--- MATERIAL FOR THIS EXERCISE ---

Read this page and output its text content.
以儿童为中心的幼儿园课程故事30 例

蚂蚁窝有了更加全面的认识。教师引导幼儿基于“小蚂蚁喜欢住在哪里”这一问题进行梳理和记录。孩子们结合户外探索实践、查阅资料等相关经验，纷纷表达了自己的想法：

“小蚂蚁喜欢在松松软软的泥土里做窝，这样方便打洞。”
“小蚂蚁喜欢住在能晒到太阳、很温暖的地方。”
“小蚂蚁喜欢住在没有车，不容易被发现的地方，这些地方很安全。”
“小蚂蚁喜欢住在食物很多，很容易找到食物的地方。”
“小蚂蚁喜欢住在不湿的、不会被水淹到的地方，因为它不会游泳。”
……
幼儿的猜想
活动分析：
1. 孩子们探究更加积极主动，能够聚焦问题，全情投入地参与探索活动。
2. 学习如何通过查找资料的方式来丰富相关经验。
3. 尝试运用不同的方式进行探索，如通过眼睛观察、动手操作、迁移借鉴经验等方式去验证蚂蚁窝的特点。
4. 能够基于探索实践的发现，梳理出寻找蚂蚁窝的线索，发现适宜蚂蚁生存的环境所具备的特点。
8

---
--- MATERIAL FOR THIS EXERCISE ---

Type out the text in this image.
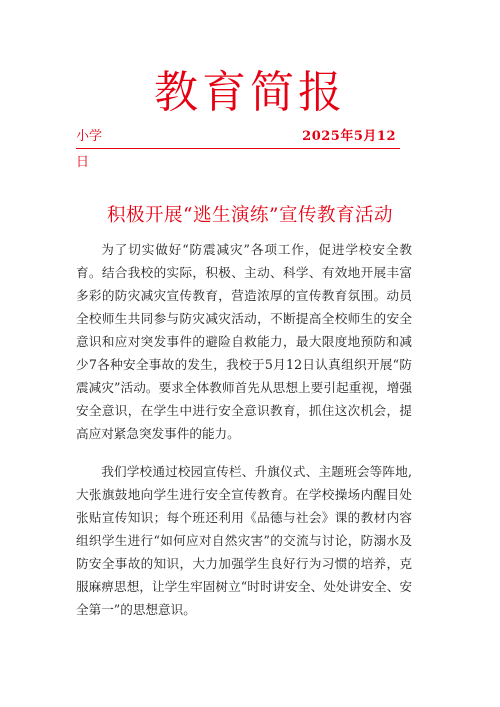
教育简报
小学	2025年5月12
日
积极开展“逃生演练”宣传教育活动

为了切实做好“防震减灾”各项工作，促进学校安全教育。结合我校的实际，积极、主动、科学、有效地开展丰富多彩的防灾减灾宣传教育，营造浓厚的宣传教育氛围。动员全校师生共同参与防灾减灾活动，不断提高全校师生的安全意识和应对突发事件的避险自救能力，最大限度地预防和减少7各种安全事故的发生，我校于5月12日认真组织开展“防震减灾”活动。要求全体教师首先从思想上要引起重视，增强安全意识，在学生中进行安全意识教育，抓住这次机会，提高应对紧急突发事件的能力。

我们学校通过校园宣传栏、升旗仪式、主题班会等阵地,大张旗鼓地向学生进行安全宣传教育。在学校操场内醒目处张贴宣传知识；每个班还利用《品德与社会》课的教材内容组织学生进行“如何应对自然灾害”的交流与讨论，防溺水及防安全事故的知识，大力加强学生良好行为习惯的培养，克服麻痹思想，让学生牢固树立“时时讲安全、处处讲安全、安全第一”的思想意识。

---
--- MATERIAL FOR THIS EXERCISE ---

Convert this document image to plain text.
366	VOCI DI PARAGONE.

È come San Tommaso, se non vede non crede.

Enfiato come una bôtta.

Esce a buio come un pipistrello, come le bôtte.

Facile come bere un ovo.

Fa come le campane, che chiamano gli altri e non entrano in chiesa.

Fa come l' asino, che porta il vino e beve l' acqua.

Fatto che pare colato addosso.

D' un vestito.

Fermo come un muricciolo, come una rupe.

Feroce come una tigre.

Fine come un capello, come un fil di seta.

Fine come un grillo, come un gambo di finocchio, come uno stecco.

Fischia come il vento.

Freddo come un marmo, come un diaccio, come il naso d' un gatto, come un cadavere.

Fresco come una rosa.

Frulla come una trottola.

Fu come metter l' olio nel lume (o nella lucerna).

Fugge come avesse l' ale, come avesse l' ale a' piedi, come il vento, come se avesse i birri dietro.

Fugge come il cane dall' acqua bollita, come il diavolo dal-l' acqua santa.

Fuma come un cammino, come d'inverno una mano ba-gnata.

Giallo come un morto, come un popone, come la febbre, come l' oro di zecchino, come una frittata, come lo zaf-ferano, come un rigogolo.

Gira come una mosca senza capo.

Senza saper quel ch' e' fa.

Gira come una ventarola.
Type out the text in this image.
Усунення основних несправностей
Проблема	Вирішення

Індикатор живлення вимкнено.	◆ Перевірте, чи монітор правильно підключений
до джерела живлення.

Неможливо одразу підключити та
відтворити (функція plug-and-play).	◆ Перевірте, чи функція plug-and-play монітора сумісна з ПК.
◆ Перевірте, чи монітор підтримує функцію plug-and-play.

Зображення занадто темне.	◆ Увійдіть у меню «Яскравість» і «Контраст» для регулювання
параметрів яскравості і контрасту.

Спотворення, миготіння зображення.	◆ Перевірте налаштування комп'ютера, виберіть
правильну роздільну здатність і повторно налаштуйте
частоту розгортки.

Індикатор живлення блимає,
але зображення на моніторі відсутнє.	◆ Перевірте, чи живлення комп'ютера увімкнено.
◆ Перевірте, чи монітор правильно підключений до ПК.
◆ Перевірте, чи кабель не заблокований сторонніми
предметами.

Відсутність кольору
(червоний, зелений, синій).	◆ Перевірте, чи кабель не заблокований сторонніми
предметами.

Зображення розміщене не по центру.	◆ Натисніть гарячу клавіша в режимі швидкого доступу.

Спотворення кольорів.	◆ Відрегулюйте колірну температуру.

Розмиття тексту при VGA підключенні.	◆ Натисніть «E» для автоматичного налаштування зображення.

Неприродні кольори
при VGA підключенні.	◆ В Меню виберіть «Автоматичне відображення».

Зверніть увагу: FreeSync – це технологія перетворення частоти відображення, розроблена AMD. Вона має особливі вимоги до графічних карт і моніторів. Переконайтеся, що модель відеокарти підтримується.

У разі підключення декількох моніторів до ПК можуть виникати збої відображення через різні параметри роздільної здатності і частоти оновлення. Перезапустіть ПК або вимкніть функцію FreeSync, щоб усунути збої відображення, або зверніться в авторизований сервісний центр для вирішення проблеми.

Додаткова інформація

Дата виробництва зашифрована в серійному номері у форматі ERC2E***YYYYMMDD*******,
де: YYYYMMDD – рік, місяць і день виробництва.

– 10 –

---

→ **DO THIS**
Read through the data and copy every line where "vento" shows up.

→ **FINAL RESULT**
Fischia come il vento.
Fugge come avesse l' ale, come avesse l' ale a' piedi, come il vento, come se avesse i birri dietro.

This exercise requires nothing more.